**Work to be completed**
Can you write out all of the material below, word for word?
--- Excerpted records ---
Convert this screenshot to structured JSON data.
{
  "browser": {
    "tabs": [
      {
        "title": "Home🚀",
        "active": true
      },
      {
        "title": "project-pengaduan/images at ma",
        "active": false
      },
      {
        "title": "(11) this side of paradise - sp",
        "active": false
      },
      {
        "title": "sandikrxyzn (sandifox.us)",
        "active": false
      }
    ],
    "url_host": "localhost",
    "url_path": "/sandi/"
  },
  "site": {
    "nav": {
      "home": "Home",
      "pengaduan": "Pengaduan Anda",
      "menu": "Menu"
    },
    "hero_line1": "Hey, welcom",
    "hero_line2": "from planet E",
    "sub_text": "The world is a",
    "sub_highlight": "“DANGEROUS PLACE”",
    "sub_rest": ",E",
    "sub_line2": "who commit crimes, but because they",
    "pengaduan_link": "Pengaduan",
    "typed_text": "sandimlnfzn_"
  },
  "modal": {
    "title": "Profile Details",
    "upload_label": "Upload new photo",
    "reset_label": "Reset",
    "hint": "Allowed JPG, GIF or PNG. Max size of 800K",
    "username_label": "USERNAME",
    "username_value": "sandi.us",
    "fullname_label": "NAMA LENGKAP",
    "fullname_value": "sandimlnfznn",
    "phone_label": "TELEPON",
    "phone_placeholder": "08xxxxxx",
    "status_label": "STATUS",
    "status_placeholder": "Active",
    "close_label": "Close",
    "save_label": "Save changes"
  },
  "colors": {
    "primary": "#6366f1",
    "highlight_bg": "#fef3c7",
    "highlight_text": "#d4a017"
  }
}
---
**Solution for this problem**
Convert this screenshot to structured JSON data.
{
  "browser": {
    "tabs": [
      {
        "title": "Home🚀",
        "active": true
      },
      {
        "title": "project-pengaduan/images at ma",
        "active": false
      },
      {
        "title": "(11) this side of paradise - sp",
        "active": false
      },
      {
        "title": "sandikrxyzn (sandifox.us)",
        "active": false
      }
    ],
    "url_host": "localhost",
    "url_path": "/sandi/"
  },
  "site": {
    "nav": {
      "home": "Home",
      "pengaduan": "Pengaduan Anda",
      "menu": "Menu"
    },
    "hero_line1": "Hey, welcom",
    "hero_line2": "from planet E",
    "sub_text": "The world is a",
    "sub_highlight": "“DANGEROUS PLACE”",
    "sub_rest": ",E",
    "sub_line2": "who commit crimes, but because they",
    "pengaduan_link": "Pengaduan",
    "typed_text": "sandimlnfzn_"
  },
  "modal": {
    "title": "Profile Details",
    "upload_label": "Upload new photo",
    "reset_label": "Reset",
    "hint": "Allowed JPG, GIF or PNG. Max size of 800K",
    "username_label": "USERNAME",
    "username_value": "sandi.us",
    "fullname_label": "NAMA LENGKAP",
    "fullname_value": "sandimlnfznn",
    "phone_label": "TELEPON",
    "phone_placeholder": "08xxxxxx",
    "status_label": "STATUS",
    "status_placeholder": "Active",
    "close_label": "Close",
    "save_label": "Save changes"
  },
  "colors": {
    "primary": "#6366f1",
    "highlight_bg": "#fef3c7",
    "highlight_text": "#d4a017"
  }
}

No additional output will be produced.